Information provided:
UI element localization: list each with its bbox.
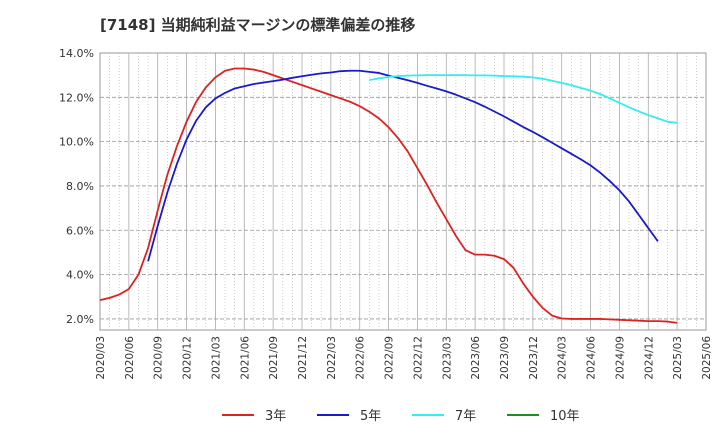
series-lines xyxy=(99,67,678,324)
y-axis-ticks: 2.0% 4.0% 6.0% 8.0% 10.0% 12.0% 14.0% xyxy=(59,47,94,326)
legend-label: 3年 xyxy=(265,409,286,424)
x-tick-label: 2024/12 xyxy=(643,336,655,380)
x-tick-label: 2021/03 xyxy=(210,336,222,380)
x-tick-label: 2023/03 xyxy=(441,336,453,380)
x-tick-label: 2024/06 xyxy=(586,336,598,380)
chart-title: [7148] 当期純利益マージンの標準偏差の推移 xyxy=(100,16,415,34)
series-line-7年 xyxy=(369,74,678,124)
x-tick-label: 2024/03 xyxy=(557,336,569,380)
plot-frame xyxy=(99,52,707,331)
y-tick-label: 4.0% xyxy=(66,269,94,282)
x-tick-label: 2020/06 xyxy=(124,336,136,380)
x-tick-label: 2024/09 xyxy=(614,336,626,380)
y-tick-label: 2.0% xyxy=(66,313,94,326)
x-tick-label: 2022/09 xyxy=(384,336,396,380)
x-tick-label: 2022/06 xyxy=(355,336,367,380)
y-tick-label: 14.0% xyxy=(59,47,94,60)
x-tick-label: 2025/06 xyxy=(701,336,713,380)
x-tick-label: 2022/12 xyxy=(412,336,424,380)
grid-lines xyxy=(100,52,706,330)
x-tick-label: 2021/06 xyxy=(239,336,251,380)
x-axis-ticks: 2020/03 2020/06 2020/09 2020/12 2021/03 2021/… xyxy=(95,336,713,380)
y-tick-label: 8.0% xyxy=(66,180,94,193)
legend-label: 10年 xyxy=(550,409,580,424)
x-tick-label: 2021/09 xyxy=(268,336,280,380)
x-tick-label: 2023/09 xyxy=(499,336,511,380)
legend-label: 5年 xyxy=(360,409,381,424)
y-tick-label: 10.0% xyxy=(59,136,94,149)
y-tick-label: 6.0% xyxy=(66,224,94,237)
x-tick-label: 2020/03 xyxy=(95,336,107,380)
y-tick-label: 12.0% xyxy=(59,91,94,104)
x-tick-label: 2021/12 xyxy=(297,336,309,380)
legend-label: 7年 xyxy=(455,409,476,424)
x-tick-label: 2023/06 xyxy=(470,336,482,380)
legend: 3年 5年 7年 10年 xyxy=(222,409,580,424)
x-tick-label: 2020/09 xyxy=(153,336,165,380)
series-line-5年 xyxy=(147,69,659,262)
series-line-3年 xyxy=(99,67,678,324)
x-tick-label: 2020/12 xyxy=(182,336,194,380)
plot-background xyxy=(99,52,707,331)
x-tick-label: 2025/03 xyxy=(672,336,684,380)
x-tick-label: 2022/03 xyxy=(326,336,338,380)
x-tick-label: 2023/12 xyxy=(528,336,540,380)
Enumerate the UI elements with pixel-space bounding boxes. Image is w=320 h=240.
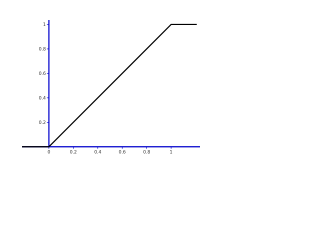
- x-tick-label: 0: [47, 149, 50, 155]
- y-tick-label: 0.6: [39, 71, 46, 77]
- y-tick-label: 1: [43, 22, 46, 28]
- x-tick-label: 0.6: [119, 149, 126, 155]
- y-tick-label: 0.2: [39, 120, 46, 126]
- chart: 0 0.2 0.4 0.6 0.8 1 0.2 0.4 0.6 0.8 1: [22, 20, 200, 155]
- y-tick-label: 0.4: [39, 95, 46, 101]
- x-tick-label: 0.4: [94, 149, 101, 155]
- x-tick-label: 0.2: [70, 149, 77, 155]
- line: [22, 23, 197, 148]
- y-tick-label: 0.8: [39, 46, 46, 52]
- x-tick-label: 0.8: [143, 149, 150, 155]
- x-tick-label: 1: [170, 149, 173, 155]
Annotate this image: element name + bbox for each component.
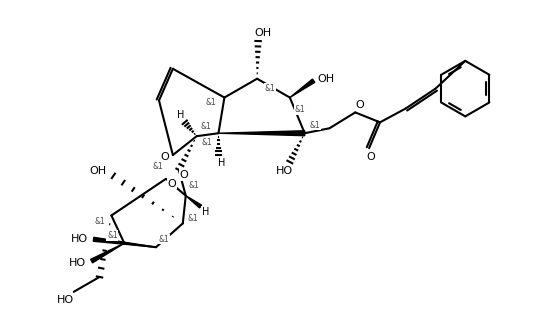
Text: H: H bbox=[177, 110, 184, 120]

Brief:
Recast the items as a numbered list, from the start of the items through the line that contains "Enumerate the UI", with both ends included. Leave out blank lines and pictures.

Correct result:
1. UI element localization: list each with its bbox.
2. series-lines xyxy=(99,67,678,324)
3. y-axis-ticks: 2.0% 4.0% 6.0% 8.0% 10.0% 12.0% 14.0% xyxy=(59,47,94,326)
4. legend-label: 3年 xyxy=(265,409,286,424)
5. x-tick-label: 2024/12 xyxy=(643,336,655,380)
6. x-tick-label: 2021/03 xyxy=(210,336,222,380)
7. x-tick-label: 2023/03 xyxy=(441,336,453,380)
8. x-tick-label: 2024/06 xyxy=(586,336,598,380)
9. chart-title: [7148] 当期純利益マージンの標準偏差の推移 xyxy=(100,16,415,34)
10. series-line-7年 xyxy=(369,74,678,124)
11. x-tick-label: 2024/03 xyxy=(557,336,569,380)
12. plot-frame xyxy=(99,52,707,331)
13. y-tick-label: 4.0% xyxy=(66,269,94,282)
14. x-tick-label: 2020/06 xyxy=(124,336,136,380)
15. x-tick-label: 2024/09 xyxy=(614,336,626,380)
16. y-tick-label: 2.0% xyxy=(66,313,94,326)
17. x-tick-label: 2022/09 xyxy=(384,336,396,380)
18. x-tick-label: 2022/06 xyxy=(355,336,367,380)
19. y-tick-label: 14.0% xyxy=(59,47,94,60)
20. x-tick-label: 2025/06 xyxy=(701,336,713,380)
21. x-tick-label: 2022/12 xyxy=(412,336,424,380)
22. grid-lines xyxy=(100,52,706,330)
23. x-tick-label: 2021/06 xyxy=(239,336,251,380)
24. x-axis-ticks: 2020/03 2020/06 2020/09 2020/12 2021/03 2021/… xyxy=(95,336,713,380)
25. y-tick-label: 8.0% xyxy=(66,180,94,193)
26. legend-label: 10年 xyxy=(550,409,580,424)
27. x-tick-label: 2021/09 xyxy=(268,336,280,380)
28. x-tick-label: 2023/09 xyxy=(499,336,511,380)
29. legend-label: 5年 xyxy=(360,409,381,424)
30. y-tick-label: 10.0% xyxy=(59,136,94,149)
31. y-tick-label: 6.0% xyxy=(66,224,94,237)
32. x-tick-label: 2020/03 xyxy=(95,336,107,380)
33. y-tick-label: 12.0% xyxy=(59,91,94,104)
34. x-tick-label: 2021/12 xyxy=(297,336,309,380)
35. legend-label: 7年 xyxy=(455,409,476,424)
36. x-tick-label: 2023/06 xyxy=(470,336,482,380)
37. legend: 3年 5年 7年 10年 xyxy=(222,409,580,424)
38. x-tick-label: 2020/09 xyxy=(153,336,165,380)
39. series-line-5年 xyxy=(147,69,659,262)
40. series-line-3年 xyxy=(99,67,678,324)
41. x-tick-label: 2020/12 xyxy=(182,336,194,380)
42. plot-background xyxy=(99,52,707,331)
43. x-tick-label: 2025/03 xyxy=(672,336,684,380)
44. x-tick-label: 2022/03 xyxy=(326,336,338,380)
45. x-tick-label: 2023/12 xyxy=(528,336,540,380)
46. Enumerate the UI elements with pixel-space bounding boxes. Image is w=320 h=240.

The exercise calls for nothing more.